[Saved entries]
>> Begin

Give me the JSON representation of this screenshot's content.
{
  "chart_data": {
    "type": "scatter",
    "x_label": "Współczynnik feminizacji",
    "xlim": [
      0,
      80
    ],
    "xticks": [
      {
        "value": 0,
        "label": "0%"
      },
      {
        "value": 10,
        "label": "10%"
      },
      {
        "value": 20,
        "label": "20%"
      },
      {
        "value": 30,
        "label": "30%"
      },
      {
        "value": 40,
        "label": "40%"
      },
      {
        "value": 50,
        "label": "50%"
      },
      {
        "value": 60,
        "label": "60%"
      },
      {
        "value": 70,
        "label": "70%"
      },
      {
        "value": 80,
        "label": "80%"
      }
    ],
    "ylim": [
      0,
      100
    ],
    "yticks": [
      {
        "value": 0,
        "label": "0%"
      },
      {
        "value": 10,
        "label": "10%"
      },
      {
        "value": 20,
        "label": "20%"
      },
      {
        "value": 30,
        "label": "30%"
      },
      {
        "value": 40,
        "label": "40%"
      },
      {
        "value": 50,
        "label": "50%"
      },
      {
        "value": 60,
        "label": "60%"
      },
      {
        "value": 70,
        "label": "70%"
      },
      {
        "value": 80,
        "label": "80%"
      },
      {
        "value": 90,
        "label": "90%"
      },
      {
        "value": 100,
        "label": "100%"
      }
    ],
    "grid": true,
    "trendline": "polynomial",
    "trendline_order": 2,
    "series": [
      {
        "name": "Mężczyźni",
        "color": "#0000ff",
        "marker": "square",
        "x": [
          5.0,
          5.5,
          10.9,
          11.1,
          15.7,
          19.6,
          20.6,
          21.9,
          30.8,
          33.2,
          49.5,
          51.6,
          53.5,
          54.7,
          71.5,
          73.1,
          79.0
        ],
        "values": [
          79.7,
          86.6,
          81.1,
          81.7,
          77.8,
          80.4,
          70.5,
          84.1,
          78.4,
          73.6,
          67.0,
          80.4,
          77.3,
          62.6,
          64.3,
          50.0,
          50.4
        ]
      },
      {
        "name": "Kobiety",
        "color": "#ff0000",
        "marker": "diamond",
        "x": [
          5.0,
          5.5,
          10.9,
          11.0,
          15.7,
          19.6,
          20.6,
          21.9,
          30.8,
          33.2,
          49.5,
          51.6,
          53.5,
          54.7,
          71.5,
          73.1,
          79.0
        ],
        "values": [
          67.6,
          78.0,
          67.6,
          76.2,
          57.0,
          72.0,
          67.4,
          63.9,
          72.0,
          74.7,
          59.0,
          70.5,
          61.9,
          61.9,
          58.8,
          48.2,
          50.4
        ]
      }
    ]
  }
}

>> End

▶ _GIVEN REQUEST_
Copy out all of the lines above exactly.

▶ _EXPECTED ANSWER_
Give me the JSON representation of this screenshot's content.
{
  "chart_data": {
    "type": "scatter",
    "x_label": "Współczynnik feminizacji",
    "xlim": [
      0,
      80
    ],
    "xticks": [
      {
        "value": 0,
        "label": "0%"
      },
      {
        "value": 10,
        "label": "10%"
      },
      {
        "value": 20,
        "label": "20%"
      },
      {
        "value": 30,
        "label": "30%"
      },
      {
        "value": 40,
        "label": "40%"
      },
      {
        "value": 50,
        "label": "50%"
      },
      {
        "value": 60,
        "label": "60%"
      },
      {
        "value": 70,
        "label": "70%"
      },
      {
        "value": 80,
        "label": "80%"
      }
    ],
    "ylim": [
      0,
      100
    ],
    "yticks": [
      {
        "value": 0,
        "label": "0%"
      },
      {
        "value": 10,
        "label": "10%"
      },
      {
        "value": 20,
        "label": "20%"
      },
      {
        "value": 30,
        "label": "30%"
      },
      {
        "value": 40,
        "label": "40%"
      },
      {
        "value": 50,
        "label": "50%"
      },
      {
        "value": 60,
        "label": "60%"
      },
      {
        "value": 70,
        "label": "70%"
      },
      {
        "value": 80,
        "label": "80%"
      },
      {
        "value": 90,
        "label": "90%"
      },
      {
        "value": 100,
        "label": "100%"
      }
    ],
    "grid": true,
    "trendline": "polynomial",
    "trendline_order": 2,
    "series": [
      {
        "name": "Mężczyźni",
        "color": "#0000ff",
        "marker": "square",
        "x": [
          5.0,
          5.5,
          10.9,
          11.1,
          15.7,
          19.6,
          20.6,
          21.9,
          30.8,
          33.2,
          49.5,
          51.6,
          53.5,
          54.7,
          71.5,
          73.1,
          79.0
        ],
        "values": [
          79.7,
          86.6,
          81.1,
          81.7,
          77.8,
          80.4,
          70.5,
          84.1,
          78.4,
          73.6,
          67.0,
          80.4,
          77.3,
          62.6,
          64.3,
          50.0,
          50.4
        ]
      },
      {
        "name": "Kobiety",
        "color": "#ff0000",
        "marker": "diamond",
        "x": [
          5.0,
          5.5,
          10.9,
          11.0,
          15.7,
          19.6,
          20.6,
          21.9,
          30.8,
          33.2,
          49.5,
          51.6,
          53.5,
          54.7,
          71.5,
          73.1,
          79.0
        ],
        "values": [
          67.6,
          78.0,
          67.6,
          76.2,
          57.0,
          72.0,
          67.4,
          63.9,
          72.0,
          74.7,
          59.0,
          70.5,
          61.9,
          61.9,
          58.8,
          48.2,
          50.4
        ]
      }
    ]
  }
}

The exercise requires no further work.